_Stored rows_.
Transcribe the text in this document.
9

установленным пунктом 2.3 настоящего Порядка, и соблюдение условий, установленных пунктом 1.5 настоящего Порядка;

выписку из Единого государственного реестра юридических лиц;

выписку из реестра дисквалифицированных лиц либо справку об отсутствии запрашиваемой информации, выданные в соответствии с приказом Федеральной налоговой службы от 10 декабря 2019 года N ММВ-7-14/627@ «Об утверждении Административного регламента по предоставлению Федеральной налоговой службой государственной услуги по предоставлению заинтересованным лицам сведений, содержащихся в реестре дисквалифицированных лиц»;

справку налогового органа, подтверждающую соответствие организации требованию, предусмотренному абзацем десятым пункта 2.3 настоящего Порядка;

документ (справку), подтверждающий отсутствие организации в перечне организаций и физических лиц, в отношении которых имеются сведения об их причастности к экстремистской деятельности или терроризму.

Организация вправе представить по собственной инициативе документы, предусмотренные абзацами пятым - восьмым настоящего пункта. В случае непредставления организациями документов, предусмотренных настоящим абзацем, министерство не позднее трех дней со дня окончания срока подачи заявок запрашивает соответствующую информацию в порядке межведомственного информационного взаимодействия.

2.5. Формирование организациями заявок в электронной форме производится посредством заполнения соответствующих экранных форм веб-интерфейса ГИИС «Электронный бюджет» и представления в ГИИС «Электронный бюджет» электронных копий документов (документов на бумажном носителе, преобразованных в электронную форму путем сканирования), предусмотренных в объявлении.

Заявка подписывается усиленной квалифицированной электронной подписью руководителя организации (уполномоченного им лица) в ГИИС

_Task description_.
Among the entries above, how many lines include the word "Порядка"? Give the number with no comment.

_Task response_.
2